Swiss skipper Benjamin Schwartz accepted the outcome and congratulated the winners.

"They made a great race around the world and they deserve it," he said. "Unfortunately we had to play the race out in front of the jury here, but it doesn’t remove anything from their win."

Since leaving Alicante, Spain, in January, the boats in The Ocean Race's IMOCA 60 Class division have overcome physical breakdowns, giant flotillas of seaweed and even encroaching killer whales. After the second leg, 11th Hour had to replace cracked racing foils that allow the boat itself to rise above the water and travel at high speeds; it also sounded its hazard alarm off the coast of Newfoundland after hitting what was presumed to be a whale, a collision that injured two crew members.

But nothing jeopardized their goal like the accident outside The Hague, when Guyot rammed its bowsprit into the American boat. 11th Hour arrived in Genoa on Thursday with the hole covered by a patch that obscured the team name that had been painted on the port side of the hull.

- _Data for this task_:

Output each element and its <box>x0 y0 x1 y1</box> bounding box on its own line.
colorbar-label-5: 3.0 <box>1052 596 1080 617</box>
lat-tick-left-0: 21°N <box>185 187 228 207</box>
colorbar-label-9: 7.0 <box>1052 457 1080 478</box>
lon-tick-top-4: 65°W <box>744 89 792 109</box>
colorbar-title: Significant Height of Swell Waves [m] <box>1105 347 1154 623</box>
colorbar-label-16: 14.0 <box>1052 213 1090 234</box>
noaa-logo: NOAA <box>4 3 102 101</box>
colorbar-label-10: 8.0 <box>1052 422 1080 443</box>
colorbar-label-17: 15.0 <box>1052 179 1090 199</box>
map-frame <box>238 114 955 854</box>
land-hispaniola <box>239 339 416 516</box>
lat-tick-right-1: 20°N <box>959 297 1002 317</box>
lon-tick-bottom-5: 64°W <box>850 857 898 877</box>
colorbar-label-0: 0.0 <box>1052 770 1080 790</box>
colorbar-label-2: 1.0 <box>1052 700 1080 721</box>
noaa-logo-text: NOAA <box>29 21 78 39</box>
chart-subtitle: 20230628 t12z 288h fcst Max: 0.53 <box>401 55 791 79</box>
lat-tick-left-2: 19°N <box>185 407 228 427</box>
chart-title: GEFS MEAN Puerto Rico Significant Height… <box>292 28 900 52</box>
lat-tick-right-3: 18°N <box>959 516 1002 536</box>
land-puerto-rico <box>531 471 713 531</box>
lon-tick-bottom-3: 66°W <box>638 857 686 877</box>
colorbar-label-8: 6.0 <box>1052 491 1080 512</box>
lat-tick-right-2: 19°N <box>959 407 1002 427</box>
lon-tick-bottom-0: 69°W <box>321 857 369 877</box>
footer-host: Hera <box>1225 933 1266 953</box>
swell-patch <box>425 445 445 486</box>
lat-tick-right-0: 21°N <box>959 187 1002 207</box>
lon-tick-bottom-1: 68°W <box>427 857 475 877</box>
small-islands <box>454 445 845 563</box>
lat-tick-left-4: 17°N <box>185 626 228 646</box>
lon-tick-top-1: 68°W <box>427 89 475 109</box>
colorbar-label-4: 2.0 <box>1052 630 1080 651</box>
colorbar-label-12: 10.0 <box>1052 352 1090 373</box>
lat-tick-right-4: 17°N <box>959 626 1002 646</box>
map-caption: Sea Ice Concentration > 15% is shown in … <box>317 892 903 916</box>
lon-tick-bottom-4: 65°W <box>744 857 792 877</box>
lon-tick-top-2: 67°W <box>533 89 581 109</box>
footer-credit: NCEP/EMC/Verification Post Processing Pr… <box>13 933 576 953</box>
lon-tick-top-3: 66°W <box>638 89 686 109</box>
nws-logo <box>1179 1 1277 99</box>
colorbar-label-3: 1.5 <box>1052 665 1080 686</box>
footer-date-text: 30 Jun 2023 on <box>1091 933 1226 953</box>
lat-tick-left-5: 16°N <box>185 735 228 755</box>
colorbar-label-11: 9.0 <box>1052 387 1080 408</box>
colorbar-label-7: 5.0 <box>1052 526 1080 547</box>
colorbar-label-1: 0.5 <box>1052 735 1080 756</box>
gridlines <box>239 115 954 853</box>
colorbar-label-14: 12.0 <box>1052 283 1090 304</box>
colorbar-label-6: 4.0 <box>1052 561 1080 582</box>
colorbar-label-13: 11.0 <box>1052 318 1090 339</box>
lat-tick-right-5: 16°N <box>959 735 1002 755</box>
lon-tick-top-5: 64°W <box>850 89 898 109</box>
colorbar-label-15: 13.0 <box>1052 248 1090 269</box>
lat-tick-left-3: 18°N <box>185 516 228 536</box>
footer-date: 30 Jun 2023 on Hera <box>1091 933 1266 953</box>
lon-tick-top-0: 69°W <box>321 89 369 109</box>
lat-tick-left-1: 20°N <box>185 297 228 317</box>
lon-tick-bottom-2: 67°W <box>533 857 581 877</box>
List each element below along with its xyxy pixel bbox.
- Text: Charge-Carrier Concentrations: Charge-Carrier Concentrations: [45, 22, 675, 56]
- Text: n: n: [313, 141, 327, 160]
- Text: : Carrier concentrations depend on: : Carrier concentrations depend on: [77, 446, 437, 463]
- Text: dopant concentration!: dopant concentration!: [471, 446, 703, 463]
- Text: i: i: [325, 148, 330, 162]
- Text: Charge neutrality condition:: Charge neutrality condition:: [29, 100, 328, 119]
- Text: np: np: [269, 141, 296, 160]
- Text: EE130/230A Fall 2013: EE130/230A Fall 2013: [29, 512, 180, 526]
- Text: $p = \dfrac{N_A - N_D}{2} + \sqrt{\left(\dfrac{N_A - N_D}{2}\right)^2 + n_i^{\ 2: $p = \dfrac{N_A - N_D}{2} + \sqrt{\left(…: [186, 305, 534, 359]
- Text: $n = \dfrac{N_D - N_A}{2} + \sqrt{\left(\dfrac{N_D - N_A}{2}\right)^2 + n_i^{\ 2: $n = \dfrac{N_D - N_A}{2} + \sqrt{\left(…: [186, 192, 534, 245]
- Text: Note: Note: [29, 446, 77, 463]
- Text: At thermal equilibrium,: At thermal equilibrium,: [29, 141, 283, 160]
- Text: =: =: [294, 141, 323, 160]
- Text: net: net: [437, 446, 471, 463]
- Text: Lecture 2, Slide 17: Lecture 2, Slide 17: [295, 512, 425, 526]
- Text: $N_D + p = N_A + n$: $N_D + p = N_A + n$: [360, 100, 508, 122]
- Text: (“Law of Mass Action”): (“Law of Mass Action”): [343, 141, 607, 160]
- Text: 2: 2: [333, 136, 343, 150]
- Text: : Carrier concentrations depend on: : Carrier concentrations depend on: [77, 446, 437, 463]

- _Objectives_:
a – Transcribe the records verbatim, starting at their first line and ending with the line that contains "colorbar-label-3: 1.5 <box>1052", including both of those lines.
b – Continue the passage about The Ocean Race from its final sentence onward.
The Ocean Race text and the records have nothing to do with each other.

- _Per-task answers_:
a –
Output each element and its <box>x0 y0 x1 y1</box> bounding box on its own line.
colorbar-label-5: 3.0 <box>1052 596 1080 617</box>
lat-tick-left-0: 21°N <box>185 187 228 207</box>
colorbar-label-9: 7.0 <box>1052 457 1080 478</box>
lon-tick-top-4: 65°W <box>744 89 792 109</box>
colorbar-title: Significant Height of Swell Waves [m] <box>1105 347 1154 623</box>
colorbar-label-16: 14.0 <box>1052 213 1090 234</box>
noaa-logo: NOAA <box>4 3 102 101</box>
colorbar-label-10: 8.0 <box>1052 422 1080 443</box>
colorbar-label-17: 15.0 <box>1052 179 1090 199</box>
map-frame <box>238 114 955 854</box>
land-hispaniola <box>239 339 416 516</box>
lat-tick-right-1: 20°N <box>959 297 1002 317</box>
lon-tick-bottom-5: 64°W <box>850 857 898 877</box>
colorbar-label-0: 0.0 <box>1052 770 1080 790</box>
colorbar-label-2: 1.0 <box>1052 700 1080 721</box>
noaa-logo-text: NOAA <box>29 21 78 39</box>
chart-subtitle: 20230628 t12z 288h fcst Max: 0.53 <box>401 55 791 79</box>
lat-tick-left-2: 19°N <box>185 407 228 427</box>
chart-title: GEFS MEAN Puerto Rico Significant Height… <box>292 28 900 52</box>
lat-tick-right-3: 18°N <box>959 516 1002 536</box>
land-puerto-rico <box>531 471 713 531</box>
lon-tick-bottom-3: 66°W <box>638 857 686 877</box>
colorbar-label-8: 6.0 <box>1052 491 1080 512</box>
lat-tick-right-2: 19°N <box>959 407 1002 427</box>
lon-tick-bottom-0: 69°W <box>321 857 369 877</box>
footer-host: Hera <box>1225 933 1266 953</box>
swell-patch <box>425 445 445 486</box>
lat-tick-right-0: 21°N <box>959 187 1002 207</box>
lon-tick-bottom-1: 68°W <box>427 857 475 877</box>
small-islands <box>454 445 845 563</box>
lat-tick-left-4: 17°N <box>185 626 228 646</box>
lon-tick-top-1: 68°W <box>427 89 475 109</box>
colorbar-label-4: 2.0 <box>1052 630 1080 651</box>
colorbar-label-12: 10.0 <box>1052 352 1090 373</box>
lat-tick-right-4: 17°N <box>959 626 1002 646</box>
map-caption: Sea Ice Concentration > 15% is shown in … <box>317 892 903 916</box>
lon-tick-bottom-4: 65°W <box>744 857 792 877</box>
lon-tick-top-2: 67°W <box>533 89 581 109</box>
footer-credit: NCEP/EMC/Verification Post Processing Pr… <box>13 933 576 953</box>
lon-tick-top-3: 66°W <box>638 89 686 109</box>
nws-logo <box>1179 1 1277 99</box>
colorbar-label-3: 1.5 <box>1052 665 1080 686</box>

b –
11th Hour Racing co-founder Wendy Schmidt said the victory is also a win for the organization's goals of restoring ocean health. The race ties the sailing community to environmental concerns, with boats conducting science experiments en route and spreading the message of ocean health.

"There is no life on earth without a healthy ocean," she said. "I am extraordinarily proud of the entire 11th Hour Racing Team and all they have overcome. They did more than sail around the world. They carried the message of sustainability, with the singular focus of restoring ocean health. Today, the real winner of this race is the ocean."